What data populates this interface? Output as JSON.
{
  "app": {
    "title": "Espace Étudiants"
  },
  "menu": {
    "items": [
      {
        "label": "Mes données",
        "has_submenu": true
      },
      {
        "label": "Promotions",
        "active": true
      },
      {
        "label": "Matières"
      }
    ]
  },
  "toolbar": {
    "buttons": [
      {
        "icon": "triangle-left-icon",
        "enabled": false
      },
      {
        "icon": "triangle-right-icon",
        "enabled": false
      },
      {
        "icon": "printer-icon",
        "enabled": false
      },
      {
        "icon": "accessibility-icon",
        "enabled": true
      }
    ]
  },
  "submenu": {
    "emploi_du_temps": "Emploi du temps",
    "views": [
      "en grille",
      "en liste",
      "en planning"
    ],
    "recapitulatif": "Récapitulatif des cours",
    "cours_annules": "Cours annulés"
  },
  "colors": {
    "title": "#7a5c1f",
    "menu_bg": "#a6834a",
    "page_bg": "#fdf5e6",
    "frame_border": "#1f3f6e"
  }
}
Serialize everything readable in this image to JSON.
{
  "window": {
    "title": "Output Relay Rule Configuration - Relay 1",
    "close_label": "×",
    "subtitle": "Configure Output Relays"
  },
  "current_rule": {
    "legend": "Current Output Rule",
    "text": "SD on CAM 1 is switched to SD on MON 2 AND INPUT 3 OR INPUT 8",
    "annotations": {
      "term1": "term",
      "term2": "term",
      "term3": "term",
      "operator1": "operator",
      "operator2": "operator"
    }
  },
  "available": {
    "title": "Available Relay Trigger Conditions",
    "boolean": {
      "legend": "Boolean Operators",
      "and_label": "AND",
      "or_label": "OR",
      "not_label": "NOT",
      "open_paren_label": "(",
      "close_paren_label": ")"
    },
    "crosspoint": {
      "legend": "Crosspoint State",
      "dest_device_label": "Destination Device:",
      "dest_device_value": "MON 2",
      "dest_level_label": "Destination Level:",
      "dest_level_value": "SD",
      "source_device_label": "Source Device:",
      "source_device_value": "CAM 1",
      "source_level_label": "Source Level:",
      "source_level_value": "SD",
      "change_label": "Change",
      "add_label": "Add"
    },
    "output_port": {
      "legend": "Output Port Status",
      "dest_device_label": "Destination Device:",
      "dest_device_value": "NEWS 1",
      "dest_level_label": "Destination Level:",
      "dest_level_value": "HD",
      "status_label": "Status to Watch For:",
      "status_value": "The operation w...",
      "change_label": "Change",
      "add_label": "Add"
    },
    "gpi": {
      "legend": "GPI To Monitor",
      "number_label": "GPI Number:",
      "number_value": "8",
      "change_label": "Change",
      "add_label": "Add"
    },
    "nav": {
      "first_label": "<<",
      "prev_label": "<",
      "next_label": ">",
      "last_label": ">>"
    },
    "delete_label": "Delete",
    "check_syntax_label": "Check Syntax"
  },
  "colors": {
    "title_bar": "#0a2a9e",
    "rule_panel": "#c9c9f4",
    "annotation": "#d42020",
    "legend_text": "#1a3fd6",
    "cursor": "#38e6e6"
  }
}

Exercise
In the entries above, find lines with "true" and copy each.

Response
        "has_submenu": true
        "active": true
        "enabled": true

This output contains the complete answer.